→ Exercise requirements
A: In the shell auto-completion thread, which shell does one commenter describe as quite nice out of the box?
B: Extend the shell auto-completion thread from its last comment.

═════ Text

Use a shell with decent auto-completion. I have not been irritated by this in years.

[–] [email protected] 0 points 11 months ago (2 children)

What shell would you recommend? 🤔

[–] [email protected] 0 points 11 months ago (1 children)
[–] [email protected] -1 points 11 months ago (1 children)

Is fucking irrelevant. Just use your package manager.

[–] [email protected] 1 points 11 months ago (1 children)

Get some anger management help.

[–] [email protected] -1 points 11 months ago

Maybe stop trying to be a smartass.

[–] [email protected] 1 points 11 months ago

I use fish which is quite nice OOTB, although if you want a posix compliant shell, zsh with some plugins is also great.

[–] [email protected] 1 points 11 months ago (3 children)

Won’t autocomplete fail if you do “cd d” and then try the autocomplete?

Or is that what you mean by “decent” auto-completion?

[–] [email protected] 1 points 11 months ago (1 children)

Not with a decent autocomplete. It will look for a folder starting with a small d and if it doesn't exist it looks at a folder with a large D.

[–] [email protected] 1 points 11 months ago (1 children)

The choice of the letter d was brilliant, that's for sure. Now I'm imagining a folder with a large D.

[–] [email protected] 1 points 11 months ago (1 children)

I don't get what you mean. It doesn't matter if you write a uppercase or lowercase d

[–] [email protected] 3 points 11 months ago

bash's autocomplete fails (at least with default settings), but e.g. zsh can figure out what you mean

[–] [email protected] 2 points 11 months ago

No, it will probably go to "Documents", and if you hit tab again it should go to "Downloads". (Assuming you have the normal default folders)

[–] [email protected] 7 points 11 months ago (3 children)

Reasonable and sane behavior of cd. Just get into the habit of always using lower case names for files and directories, that's how our forefathers did it.

[–] [email protected] 1 points 11 months ago

Do. none of you use case insensitive autocomplete? “do ” “Downloads”

[–] [email protected] 2 points 11 months ago (1 children)

Lower case directories?

Eww

ILikeMineInAWayICanReadThemProperly, instead of ilikemineinawayicanreadthemproperly

[–] [email protected] 2 points 11 months ago (1 children)

If a directory has multiple words in it I usually do kebab case: i-like-mine-in-a-way-i-can-read-them-properly. Both easier to read and type than pascal case.

══════════
═════ Material shown

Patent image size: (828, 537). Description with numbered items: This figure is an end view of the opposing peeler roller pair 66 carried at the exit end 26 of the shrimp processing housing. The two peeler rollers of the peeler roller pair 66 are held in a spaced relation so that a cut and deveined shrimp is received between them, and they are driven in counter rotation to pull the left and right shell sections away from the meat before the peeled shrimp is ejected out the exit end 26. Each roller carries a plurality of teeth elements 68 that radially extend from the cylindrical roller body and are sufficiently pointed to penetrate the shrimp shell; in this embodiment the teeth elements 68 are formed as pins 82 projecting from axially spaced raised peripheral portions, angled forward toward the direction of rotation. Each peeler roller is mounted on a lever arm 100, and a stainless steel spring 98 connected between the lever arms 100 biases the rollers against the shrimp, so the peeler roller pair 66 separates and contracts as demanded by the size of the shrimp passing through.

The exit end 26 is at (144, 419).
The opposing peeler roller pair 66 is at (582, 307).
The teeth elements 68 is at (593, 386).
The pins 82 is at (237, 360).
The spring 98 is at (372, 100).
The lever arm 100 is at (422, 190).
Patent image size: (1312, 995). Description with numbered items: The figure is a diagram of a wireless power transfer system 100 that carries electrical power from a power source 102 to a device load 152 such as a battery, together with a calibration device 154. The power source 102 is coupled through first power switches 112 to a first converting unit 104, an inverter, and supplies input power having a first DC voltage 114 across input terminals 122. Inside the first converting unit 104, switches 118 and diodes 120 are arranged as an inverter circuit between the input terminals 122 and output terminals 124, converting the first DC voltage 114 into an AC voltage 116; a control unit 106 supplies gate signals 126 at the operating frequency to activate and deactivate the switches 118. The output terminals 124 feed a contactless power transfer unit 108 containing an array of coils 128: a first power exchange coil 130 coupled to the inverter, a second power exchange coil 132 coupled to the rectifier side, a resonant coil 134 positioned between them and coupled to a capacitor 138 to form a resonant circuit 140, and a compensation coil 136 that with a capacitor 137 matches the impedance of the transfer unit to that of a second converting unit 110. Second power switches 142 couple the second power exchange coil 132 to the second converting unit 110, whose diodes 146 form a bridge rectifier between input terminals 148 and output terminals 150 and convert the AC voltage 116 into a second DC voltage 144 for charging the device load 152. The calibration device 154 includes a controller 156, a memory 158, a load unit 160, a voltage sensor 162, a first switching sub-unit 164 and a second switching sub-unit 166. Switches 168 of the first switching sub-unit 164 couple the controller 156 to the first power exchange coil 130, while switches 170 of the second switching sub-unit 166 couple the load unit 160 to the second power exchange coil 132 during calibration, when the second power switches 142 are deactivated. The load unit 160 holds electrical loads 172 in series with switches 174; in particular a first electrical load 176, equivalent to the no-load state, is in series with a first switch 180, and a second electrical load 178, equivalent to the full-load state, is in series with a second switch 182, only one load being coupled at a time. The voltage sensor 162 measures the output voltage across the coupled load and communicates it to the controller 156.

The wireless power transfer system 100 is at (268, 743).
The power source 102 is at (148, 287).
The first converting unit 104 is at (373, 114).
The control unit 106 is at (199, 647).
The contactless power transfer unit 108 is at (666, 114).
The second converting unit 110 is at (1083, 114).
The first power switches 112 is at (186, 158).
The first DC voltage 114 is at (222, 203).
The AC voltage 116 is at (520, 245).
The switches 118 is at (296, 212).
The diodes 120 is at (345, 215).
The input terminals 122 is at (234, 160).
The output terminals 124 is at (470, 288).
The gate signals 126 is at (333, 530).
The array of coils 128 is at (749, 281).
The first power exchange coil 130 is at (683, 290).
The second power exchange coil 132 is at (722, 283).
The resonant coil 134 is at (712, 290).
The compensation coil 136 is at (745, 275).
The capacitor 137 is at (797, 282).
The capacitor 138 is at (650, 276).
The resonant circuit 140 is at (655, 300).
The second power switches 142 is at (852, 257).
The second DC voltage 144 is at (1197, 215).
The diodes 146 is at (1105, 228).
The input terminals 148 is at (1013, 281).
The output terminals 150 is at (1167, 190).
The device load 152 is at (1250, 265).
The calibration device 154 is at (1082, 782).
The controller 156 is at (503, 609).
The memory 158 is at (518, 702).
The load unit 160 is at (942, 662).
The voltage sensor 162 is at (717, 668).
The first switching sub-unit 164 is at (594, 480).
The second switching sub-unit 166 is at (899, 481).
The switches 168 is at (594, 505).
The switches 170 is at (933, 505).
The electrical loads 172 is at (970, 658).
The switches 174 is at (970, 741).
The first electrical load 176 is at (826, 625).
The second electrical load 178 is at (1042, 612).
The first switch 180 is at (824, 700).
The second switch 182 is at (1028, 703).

══════════

→ Answers to the exercise
A: Fish.

B:
For more complex filenames I use a combination of kebab-case and snake_case, where the underscore separates portions of the file name and kebab-case the parts of those portions. E.g. movie-title_release-date-or-year_technical-specifications.mp4

[–] [email protected] 1 points 11 months ago

CamelCase directories and snake_case files.

[–] [email protected] 3 points 11 months ago (1 children)

Yes, but this is the default on many distros, so for once the end user is not to blame

[–] [email protected] 3 points 11 months ago (3 children)

Even worse, many components will ignore the XDG_DOWNLOAD_DIR var so even if you manually change it to $HOME/downloads (lower-case) it will often break things.

[–] [email protected] 1 points 11 months ago (1 children)

Why not just cd $XDG_DOWNLOAD_DIR in the first place?

[–] [email protected] 1 points 10 months ago* (last edited 10 months ago)

That's not an environment variable. It's defined in ${XDG_CONFIG_HOME:-$HOME/.config}/user-dirs.dirs.

Though you can use the xdg-user-dir DOWNLOAD command to get it automatically.

[–] [email protected] 1 points 11 months ago (1 children)

Something something symlink Downloads to downloads

[–] [email protected] 1 points 11 months ago

Yeah but the main issue is that I don’t want there to be a Downloads directory in my home.

[–] [email protected] 0 points 11 months ago (1 children)

Keep filling those bugs and stop complaining on random forums, kids

[–] [email protected] 5 points 10 months ago

Porque no los dos?

[–] [email protected] 1 points 11 months ago (1 children)

using capital letters in file/directory names on Linux :|

[–] [email protected] 1 points 11 months ago* (last edited 11 months ago)

It's a default on some distros, unfortunately, and changing it without updating the necessary env vars will break a bunch of stuff.